**INSTRUCTIONS TO FOLLOW**
Show each line from the listing that includes the word "plazo".

**THE DATA**
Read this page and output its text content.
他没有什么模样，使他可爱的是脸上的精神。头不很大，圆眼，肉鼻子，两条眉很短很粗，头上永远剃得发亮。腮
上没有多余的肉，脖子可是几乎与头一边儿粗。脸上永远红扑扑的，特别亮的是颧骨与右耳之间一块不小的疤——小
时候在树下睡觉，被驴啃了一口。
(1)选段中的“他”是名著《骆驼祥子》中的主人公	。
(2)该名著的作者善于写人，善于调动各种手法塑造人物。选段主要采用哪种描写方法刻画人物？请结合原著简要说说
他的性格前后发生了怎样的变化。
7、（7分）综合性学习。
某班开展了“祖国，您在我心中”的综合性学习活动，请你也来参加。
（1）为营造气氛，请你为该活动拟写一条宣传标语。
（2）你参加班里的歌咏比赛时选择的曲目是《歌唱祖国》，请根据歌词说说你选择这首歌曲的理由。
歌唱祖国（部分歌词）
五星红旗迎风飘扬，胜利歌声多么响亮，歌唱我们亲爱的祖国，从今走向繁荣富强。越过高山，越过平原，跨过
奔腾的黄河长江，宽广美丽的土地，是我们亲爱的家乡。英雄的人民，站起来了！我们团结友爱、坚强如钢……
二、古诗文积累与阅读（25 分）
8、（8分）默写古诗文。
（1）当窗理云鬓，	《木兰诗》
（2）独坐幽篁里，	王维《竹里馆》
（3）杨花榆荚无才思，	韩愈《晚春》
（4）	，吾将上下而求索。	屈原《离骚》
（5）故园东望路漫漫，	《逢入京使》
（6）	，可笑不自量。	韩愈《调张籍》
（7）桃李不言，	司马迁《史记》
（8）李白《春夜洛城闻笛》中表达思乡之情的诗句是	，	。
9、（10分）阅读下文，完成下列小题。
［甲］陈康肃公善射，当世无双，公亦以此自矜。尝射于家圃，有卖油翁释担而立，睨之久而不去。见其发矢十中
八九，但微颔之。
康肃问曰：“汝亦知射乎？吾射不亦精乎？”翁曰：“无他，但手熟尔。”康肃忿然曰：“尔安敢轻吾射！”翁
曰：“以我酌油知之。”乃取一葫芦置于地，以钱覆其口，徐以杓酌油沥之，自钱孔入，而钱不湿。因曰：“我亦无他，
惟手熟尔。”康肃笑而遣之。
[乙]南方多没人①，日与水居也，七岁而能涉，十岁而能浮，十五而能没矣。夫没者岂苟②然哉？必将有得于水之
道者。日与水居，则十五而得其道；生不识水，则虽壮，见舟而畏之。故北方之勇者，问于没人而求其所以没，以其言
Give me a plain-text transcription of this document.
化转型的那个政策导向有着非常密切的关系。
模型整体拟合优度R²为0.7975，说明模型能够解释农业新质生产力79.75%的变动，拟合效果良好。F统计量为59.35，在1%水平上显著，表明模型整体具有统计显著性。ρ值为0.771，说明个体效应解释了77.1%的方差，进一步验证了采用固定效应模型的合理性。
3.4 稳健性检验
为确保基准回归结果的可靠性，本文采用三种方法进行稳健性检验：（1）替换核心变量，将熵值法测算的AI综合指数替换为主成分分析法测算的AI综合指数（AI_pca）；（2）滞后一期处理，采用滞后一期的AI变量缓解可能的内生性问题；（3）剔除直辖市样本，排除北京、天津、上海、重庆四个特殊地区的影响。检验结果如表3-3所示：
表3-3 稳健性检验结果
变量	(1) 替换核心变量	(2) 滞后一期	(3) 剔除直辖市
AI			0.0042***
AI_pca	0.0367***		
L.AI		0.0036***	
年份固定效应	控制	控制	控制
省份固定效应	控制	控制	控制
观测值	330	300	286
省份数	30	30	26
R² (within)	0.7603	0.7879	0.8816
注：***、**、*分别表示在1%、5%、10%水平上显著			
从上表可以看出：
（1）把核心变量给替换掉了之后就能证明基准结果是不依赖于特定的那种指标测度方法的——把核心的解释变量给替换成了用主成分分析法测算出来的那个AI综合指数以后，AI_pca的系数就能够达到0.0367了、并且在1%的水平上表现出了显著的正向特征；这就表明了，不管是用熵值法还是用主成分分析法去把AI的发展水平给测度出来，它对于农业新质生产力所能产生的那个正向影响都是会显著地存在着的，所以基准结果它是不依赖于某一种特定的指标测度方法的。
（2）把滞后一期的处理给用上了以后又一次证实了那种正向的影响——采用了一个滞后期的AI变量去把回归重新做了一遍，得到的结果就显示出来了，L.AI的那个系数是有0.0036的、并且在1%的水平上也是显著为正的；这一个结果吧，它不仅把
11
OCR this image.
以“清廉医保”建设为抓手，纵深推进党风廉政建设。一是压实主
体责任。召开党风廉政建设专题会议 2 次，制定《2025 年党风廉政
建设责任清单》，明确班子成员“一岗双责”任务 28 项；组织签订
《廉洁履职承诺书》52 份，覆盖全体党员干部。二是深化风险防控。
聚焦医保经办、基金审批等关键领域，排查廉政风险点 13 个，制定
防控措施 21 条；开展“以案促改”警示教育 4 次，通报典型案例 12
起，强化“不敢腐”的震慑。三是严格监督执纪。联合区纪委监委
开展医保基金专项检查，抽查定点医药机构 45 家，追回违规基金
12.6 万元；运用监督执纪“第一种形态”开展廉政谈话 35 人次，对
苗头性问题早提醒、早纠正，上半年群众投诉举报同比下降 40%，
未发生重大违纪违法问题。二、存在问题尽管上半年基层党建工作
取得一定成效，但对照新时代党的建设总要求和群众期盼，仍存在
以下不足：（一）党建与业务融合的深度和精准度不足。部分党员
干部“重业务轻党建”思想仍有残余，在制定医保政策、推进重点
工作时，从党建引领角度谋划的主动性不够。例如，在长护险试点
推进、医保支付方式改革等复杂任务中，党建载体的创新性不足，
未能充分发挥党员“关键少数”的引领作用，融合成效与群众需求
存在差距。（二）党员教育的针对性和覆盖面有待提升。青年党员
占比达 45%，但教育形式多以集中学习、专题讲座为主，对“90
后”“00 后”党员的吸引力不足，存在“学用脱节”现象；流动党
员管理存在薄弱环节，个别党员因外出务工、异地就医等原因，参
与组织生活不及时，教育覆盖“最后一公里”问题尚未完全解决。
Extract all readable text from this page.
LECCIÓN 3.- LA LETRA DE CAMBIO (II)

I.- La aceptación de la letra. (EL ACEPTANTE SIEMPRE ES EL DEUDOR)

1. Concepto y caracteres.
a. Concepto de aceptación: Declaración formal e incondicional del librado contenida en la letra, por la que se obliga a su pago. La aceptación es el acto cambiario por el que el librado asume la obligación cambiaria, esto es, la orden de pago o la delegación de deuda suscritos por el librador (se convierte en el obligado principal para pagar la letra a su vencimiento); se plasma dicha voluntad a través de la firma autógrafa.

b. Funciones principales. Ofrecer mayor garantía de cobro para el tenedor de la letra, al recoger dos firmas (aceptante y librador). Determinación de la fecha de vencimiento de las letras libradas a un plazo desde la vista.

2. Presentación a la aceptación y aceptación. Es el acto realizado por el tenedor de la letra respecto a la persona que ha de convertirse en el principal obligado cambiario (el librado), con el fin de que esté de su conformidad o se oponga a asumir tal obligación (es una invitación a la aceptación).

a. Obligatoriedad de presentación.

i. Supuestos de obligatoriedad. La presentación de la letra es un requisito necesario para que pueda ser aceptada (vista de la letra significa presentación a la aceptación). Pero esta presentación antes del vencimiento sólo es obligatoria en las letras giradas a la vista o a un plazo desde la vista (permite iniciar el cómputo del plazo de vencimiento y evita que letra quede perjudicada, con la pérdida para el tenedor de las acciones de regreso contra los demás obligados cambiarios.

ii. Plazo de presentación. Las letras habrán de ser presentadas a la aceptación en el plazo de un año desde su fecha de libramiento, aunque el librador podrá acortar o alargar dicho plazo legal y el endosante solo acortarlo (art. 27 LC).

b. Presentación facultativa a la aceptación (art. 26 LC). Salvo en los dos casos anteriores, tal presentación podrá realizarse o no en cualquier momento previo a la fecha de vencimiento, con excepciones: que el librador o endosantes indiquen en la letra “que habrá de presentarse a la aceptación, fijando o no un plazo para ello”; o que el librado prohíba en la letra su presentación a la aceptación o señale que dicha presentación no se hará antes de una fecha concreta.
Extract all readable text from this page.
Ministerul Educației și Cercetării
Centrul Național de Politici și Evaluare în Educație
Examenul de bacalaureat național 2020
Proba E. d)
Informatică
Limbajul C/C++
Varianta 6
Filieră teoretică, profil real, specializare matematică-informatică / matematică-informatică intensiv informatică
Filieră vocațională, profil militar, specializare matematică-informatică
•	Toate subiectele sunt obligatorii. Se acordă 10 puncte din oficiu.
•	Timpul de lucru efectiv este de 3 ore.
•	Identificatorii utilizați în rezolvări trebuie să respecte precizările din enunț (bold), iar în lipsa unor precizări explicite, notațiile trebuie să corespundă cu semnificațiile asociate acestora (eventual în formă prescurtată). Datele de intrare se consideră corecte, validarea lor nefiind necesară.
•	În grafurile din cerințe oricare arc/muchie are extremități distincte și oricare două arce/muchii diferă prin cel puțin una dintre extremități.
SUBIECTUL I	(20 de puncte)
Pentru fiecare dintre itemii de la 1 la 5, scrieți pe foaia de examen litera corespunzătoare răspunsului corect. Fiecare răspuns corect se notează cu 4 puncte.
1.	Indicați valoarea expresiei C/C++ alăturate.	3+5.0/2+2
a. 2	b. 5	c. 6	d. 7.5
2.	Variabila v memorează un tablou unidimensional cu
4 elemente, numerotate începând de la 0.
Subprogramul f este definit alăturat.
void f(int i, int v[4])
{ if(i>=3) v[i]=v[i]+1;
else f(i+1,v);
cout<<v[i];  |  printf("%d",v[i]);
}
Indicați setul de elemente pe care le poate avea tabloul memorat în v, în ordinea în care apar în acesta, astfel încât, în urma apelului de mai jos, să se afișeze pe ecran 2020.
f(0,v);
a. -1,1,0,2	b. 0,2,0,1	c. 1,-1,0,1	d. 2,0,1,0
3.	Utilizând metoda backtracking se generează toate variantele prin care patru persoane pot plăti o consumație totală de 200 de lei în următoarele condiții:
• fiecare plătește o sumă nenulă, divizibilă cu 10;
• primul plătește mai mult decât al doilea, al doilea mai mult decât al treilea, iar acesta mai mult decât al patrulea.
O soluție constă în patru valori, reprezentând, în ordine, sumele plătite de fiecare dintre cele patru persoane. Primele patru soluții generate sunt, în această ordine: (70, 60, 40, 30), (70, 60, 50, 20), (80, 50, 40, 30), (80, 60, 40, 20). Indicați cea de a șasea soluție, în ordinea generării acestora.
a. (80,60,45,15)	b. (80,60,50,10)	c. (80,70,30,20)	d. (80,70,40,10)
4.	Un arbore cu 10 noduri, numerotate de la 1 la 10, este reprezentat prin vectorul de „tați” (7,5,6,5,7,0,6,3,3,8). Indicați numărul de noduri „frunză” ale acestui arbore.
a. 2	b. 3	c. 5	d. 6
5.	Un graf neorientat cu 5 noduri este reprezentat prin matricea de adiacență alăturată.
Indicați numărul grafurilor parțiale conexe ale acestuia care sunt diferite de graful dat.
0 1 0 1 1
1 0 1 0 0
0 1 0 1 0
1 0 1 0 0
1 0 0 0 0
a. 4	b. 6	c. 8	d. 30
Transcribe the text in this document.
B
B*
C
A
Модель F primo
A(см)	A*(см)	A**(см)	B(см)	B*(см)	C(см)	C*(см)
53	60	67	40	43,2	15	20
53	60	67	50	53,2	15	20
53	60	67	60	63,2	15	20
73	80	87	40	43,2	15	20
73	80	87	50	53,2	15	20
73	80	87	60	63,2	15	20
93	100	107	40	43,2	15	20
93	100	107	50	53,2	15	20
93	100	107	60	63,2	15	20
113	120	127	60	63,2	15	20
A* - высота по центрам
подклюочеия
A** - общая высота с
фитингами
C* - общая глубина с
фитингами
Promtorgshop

**TASK RESULT**
b. Funciones principales. Ofrecer mayor garantía de cobro para el tenedor de la letra, al recoger dos firmas (aceptante y librador). Determinación de la fecha de vencimiento de las letras libradas a un plazo desde la vista.
i. Supuestos de obligatoriedad. La presentación de la letra es un requisito necesario para que pueda ser aceptada (vista de la letra significa presentación a la aceptación). Pero esta presentación antes del vencimiento sólo es obligatoria en las letras giradas a la vista o a un plazo desde la vista (permite iniciar el cómputo del plazo de vencimiento y evita que letra quede perjudicada, con la pérdida para el tenedor de las acciones de regreso contra los demás obligados cambiarios.
ii. Plazo de presentación. Las letras habrán de ser presentadas a la aceptación en el plazo de un año desde su fecha de libramiento, aunque el librador podrá acortar o alargar dicho plazo legal y el endosante solo acortarlo (art. 27 LC).
b. Presentación facultativa a la aceptación (art. 26 LC). Salvo en los dos casos anteriores, tal presentación podrá realizarse o no en cualquier momento previo a la fecha de vencimiento, con excepciones: que el librador o endosantes indiquen en la letra “que habrá de presentarse a la aceptación, fijando o no un plazo para ello”; o que el librado prohíba en la letra su presentación a la aceptación o señale que dicha presentación no se hará antes de una fecha concreta.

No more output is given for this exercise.